- **STATED EXERCISE**:
Extract each line of the records below that contains the word "требования".

━━ MATERIAL PROVIDED

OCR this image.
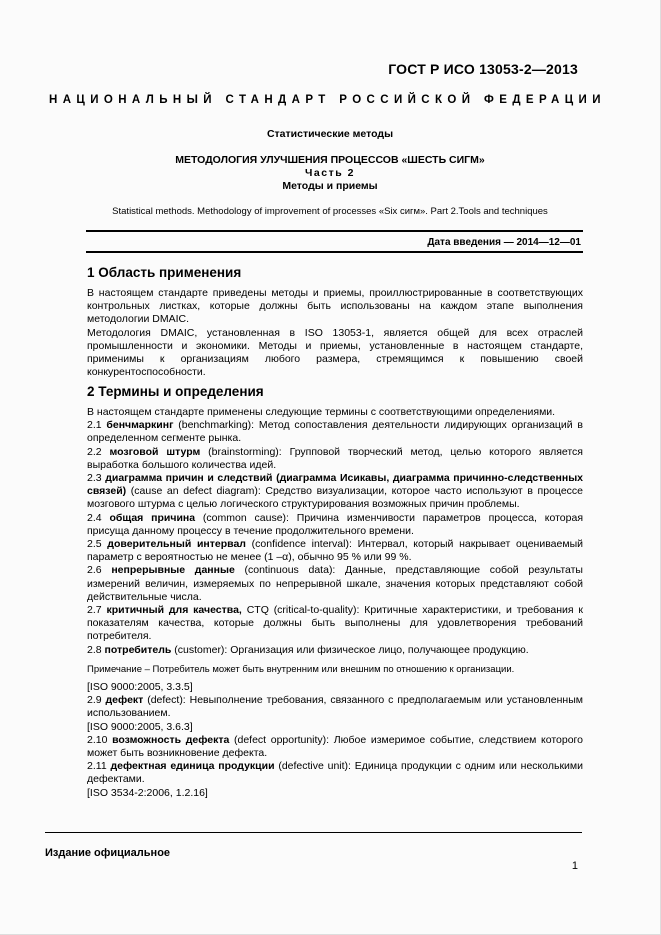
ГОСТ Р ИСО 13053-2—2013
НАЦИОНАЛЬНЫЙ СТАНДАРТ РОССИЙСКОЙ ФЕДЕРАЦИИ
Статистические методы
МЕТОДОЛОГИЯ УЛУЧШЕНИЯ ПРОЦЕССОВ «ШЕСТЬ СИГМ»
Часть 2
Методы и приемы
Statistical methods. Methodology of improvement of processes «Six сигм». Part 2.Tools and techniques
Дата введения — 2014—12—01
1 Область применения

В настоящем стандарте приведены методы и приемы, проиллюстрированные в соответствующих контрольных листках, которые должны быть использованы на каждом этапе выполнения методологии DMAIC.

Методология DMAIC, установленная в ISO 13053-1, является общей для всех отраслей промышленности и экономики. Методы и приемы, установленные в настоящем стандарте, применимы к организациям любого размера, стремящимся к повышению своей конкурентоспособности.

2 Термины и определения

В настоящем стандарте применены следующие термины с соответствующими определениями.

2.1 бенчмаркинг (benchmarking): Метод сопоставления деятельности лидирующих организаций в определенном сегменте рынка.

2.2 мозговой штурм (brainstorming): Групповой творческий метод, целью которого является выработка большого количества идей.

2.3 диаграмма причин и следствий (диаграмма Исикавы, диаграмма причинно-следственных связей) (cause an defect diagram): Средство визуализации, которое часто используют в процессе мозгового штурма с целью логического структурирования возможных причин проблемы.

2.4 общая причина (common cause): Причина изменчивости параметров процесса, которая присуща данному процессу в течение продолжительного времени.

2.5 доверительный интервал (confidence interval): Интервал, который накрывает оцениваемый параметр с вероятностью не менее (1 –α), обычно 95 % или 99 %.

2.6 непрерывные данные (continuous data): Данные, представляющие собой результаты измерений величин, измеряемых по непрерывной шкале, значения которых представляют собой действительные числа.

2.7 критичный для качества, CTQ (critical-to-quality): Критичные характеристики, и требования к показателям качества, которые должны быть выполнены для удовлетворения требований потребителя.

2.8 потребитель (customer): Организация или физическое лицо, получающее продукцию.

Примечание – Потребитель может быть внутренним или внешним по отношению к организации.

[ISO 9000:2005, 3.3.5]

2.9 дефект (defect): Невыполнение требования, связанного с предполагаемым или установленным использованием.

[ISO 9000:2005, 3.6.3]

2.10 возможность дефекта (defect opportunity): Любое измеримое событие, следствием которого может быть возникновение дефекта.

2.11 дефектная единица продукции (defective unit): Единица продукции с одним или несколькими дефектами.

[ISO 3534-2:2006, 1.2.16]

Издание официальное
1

━━━━
━━ MATERIAL PROVIDED

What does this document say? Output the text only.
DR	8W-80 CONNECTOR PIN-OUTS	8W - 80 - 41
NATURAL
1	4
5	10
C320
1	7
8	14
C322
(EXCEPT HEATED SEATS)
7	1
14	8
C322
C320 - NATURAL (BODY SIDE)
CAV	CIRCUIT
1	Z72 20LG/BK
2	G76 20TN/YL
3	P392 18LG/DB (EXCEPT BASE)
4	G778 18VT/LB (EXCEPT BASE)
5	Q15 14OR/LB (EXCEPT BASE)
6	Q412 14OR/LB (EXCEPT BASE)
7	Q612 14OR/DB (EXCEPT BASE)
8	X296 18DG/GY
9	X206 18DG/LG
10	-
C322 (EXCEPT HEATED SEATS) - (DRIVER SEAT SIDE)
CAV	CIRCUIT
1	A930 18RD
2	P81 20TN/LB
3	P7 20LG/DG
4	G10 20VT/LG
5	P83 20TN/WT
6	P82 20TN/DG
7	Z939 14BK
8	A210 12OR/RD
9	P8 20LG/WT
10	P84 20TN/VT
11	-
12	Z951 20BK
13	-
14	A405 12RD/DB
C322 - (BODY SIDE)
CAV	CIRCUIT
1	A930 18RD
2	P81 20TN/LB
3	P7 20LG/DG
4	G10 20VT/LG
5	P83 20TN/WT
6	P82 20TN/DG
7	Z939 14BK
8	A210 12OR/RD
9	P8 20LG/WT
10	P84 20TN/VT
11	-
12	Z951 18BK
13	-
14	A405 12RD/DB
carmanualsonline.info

━━━━

- **COMPLETE RESPONSE**:
2.7 критичный для качества, CTQ (critical-to-quality): Критичные характеристики, и требования к показателям качества, которые должны быть выполнены для удовлетворения требований потребителя.
2.9 дефект (defect): Невыполнение требования, связанного с предполагаемым или установленным использованием.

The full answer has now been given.